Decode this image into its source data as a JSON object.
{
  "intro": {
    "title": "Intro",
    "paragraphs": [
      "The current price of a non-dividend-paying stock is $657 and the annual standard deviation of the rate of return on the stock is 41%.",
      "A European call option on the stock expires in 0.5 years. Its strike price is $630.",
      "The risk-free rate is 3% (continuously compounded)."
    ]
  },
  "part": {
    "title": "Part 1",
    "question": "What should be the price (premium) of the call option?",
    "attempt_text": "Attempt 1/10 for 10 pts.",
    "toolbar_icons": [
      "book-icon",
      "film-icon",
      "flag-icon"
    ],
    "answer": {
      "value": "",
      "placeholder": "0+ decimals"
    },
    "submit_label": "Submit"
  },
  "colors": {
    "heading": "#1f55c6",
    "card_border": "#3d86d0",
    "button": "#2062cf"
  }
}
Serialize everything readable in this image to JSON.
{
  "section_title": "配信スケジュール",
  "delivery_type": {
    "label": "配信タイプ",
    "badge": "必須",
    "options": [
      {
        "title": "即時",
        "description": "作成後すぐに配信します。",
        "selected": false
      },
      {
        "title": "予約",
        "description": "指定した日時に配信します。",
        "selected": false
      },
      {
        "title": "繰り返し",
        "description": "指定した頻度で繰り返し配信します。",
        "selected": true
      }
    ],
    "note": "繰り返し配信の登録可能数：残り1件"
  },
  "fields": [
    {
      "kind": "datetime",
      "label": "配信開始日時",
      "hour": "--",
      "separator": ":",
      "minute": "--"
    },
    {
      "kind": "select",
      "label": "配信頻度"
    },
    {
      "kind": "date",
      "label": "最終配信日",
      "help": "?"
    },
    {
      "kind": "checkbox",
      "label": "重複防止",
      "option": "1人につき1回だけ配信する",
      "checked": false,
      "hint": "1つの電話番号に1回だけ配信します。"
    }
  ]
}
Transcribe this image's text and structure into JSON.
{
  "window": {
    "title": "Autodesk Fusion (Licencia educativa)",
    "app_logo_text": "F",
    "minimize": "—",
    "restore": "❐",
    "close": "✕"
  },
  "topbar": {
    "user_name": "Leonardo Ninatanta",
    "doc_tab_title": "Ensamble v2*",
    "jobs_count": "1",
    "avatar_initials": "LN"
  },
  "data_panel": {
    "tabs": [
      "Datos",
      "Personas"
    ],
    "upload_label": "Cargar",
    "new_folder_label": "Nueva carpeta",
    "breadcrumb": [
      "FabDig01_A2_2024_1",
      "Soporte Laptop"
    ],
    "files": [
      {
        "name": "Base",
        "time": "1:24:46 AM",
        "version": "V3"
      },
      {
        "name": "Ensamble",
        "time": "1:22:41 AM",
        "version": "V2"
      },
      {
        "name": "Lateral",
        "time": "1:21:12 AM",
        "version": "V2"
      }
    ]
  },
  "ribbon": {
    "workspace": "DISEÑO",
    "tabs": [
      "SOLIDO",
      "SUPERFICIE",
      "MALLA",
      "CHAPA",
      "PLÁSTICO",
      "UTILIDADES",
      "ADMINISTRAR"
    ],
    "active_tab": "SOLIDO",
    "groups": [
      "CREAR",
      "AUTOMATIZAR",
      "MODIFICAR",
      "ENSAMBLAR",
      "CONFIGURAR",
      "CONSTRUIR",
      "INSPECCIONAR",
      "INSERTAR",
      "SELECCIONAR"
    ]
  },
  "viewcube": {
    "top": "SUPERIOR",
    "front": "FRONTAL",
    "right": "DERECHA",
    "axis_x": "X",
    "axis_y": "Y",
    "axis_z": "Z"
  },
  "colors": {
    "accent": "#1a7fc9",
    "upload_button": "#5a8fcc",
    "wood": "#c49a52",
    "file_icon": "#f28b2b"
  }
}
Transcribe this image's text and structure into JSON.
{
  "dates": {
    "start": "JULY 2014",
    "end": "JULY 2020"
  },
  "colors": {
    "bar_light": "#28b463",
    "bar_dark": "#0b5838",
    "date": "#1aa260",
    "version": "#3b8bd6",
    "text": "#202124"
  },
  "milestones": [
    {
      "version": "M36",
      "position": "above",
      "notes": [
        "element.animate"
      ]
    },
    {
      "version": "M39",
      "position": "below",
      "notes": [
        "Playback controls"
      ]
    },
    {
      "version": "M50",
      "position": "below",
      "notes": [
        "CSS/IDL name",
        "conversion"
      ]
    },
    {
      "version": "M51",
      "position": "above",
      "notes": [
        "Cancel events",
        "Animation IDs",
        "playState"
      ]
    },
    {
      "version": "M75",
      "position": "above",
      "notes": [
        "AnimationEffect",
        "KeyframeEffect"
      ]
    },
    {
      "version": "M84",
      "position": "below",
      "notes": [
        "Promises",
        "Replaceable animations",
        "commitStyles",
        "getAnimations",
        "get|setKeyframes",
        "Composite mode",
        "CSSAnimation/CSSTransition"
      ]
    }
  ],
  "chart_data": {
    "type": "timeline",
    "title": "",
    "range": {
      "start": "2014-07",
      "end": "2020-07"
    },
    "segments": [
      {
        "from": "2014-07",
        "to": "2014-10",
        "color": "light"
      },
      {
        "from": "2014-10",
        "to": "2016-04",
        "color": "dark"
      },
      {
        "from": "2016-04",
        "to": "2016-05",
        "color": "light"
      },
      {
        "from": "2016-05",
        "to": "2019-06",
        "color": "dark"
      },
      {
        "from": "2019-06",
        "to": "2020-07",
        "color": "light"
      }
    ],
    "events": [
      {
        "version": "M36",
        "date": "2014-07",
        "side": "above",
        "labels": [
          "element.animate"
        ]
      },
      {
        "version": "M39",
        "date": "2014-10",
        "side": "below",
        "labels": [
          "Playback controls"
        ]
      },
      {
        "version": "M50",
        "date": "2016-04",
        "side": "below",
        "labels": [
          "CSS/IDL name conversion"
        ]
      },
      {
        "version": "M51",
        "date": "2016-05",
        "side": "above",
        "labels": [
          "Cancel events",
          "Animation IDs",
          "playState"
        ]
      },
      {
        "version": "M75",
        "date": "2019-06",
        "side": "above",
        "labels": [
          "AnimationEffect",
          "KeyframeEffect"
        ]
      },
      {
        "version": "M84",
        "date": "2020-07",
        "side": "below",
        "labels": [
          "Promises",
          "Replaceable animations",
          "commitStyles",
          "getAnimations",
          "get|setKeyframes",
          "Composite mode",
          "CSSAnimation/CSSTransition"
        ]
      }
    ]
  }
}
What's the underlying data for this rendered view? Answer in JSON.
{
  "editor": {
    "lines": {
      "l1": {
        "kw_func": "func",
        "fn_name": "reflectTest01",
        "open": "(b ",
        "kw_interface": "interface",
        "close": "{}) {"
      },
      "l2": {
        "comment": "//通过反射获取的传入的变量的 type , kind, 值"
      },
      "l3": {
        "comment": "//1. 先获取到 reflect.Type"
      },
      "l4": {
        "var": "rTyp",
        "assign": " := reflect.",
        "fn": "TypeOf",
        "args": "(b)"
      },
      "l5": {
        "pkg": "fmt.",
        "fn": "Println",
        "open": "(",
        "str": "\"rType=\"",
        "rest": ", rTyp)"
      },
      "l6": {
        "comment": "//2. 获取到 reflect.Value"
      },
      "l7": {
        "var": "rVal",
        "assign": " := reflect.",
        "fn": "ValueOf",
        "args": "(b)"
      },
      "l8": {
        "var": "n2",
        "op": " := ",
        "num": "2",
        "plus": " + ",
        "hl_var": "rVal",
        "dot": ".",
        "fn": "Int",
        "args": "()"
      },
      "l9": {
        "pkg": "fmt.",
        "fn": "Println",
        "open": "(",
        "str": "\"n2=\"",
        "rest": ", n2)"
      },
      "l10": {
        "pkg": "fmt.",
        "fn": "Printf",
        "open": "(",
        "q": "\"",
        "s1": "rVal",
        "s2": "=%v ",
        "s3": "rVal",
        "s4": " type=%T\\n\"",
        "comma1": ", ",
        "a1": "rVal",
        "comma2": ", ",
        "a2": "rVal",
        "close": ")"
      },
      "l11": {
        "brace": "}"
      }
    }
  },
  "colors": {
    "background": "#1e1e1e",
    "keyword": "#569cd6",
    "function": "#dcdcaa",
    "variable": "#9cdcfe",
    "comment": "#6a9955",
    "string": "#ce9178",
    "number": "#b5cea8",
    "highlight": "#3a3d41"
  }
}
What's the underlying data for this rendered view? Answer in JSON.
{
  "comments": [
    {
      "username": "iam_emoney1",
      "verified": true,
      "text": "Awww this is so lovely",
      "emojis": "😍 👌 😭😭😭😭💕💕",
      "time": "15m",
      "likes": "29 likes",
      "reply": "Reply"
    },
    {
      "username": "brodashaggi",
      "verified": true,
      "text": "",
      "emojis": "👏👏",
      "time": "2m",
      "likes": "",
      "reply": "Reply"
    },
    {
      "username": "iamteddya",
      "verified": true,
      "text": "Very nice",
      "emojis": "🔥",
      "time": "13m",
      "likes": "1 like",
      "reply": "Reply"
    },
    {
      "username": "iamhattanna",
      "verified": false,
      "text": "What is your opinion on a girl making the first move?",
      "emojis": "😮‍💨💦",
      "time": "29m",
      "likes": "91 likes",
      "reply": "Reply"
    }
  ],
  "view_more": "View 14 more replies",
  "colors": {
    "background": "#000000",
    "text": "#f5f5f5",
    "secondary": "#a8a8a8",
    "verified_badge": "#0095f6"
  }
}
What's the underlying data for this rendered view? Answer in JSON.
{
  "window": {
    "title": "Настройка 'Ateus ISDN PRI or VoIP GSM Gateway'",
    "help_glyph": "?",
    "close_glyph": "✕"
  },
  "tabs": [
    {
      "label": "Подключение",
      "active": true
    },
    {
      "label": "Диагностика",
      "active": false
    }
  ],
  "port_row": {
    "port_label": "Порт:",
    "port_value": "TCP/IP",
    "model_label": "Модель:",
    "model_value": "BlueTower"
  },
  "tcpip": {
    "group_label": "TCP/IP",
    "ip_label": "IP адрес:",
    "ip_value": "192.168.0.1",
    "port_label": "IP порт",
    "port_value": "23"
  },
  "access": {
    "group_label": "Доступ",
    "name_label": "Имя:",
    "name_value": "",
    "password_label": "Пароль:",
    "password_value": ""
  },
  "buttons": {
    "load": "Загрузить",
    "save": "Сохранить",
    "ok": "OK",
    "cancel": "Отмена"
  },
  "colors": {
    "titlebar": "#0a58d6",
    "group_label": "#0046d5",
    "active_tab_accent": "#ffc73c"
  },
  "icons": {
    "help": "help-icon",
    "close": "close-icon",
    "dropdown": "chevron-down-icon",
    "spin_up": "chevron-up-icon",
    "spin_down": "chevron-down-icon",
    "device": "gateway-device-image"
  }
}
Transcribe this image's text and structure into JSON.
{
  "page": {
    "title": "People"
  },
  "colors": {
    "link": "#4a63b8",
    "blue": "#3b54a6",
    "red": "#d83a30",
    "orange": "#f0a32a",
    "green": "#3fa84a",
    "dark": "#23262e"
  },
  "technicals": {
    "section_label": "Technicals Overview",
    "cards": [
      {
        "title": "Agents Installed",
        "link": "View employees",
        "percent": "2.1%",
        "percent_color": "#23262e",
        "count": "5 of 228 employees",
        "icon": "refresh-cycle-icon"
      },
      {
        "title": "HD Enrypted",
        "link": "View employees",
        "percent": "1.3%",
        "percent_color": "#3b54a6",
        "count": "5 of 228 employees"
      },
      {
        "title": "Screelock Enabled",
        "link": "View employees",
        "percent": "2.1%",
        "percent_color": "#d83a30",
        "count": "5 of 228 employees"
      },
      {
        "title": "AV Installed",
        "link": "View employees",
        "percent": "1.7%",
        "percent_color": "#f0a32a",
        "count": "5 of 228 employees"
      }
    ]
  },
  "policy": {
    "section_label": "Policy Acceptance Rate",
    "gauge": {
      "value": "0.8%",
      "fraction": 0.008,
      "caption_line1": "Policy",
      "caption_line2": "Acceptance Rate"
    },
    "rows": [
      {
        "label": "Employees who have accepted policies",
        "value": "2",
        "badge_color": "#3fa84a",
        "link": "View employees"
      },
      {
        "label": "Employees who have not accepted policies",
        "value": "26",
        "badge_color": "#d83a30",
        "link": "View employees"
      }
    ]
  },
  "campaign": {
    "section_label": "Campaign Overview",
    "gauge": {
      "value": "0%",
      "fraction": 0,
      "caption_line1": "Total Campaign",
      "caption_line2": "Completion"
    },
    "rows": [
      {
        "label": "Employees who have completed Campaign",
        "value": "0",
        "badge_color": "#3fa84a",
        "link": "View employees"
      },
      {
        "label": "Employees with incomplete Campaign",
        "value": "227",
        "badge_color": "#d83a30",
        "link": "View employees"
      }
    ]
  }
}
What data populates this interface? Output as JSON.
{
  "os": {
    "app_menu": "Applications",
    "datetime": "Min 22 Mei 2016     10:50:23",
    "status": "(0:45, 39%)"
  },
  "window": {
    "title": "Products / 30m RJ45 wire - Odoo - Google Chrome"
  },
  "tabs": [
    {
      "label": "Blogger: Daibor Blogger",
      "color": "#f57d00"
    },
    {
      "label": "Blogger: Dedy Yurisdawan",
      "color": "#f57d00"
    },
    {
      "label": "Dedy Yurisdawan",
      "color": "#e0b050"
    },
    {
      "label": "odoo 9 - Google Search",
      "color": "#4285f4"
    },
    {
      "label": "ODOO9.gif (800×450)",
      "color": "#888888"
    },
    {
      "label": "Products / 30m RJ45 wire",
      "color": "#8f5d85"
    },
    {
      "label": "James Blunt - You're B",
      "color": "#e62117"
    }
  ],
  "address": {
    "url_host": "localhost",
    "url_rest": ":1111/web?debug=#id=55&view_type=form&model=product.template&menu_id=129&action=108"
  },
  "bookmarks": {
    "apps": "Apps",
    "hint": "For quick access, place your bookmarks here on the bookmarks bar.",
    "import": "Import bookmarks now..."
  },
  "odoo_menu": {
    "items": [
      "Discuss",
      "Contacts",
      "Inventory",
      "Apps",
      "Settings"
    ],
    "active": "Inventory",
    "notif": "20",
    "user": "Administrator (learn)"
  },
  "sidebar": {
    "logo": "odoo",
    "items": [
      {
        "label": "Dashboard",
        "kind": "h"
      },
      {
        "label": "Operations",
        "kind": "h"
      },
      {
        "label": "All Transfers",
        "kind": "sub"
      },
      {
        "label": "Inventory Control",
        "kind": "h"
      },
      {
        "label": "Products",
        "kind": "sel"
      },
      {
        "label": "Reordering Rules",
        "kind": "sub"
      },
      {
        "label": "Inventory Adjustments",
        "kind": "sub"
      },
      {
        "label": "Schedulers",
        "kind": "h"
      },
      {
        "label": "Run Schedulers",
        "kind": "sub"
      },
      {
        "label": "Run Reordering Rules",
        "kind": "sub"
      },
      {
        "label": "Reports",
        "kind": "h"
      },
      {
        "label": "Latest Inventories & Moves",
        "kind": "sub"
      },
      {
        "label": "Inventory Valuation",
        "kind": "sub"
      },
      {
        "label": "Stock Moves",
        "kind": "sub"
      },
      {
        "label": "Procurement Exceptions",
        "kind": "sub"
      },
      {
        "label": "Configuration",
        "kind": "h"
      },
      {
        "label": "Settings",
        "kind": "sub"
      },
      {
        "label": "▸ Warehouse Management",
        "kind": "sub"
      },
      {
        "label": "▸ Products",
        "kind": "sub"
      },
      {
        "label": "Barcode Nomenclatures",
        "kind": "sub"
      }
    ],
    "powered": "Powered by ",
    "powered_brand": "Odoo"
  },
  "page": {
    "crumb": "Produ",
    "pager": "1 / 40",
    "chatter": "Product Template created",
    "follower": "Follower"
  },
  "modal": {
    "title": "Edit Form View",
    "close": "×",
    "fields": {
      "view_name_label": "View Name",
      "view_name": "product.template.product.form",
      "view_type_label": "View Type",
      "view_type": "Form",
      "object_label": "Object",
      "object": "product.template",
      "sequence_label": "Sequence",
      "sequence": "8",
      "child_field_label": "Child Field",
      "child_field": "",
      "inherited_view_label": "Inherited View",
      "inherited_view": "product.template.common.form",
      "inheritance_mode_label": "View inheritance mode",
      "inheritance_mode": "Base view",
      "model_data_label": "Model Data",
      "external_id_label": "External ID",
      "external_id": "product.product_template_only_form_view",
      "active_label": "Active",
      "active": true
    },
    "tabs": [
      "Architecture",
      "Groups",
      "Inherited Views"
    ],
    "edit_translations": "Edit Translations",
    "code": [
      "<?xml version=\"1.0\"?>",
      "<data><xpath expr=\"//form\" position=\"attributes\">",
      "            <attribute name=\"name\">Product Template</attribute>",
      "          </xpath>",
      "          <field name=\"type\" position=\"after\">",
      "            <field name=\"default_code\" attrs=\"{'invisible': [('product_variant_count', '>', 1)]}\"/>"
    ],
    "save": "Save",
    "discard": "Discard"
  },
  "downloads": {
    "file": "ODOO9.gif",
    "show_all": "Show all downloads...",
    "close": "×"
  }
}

EXERCISE GOAL: Give only the number of lines in the material above that include the word "accepted".

PROBLEM SOLUTION: 2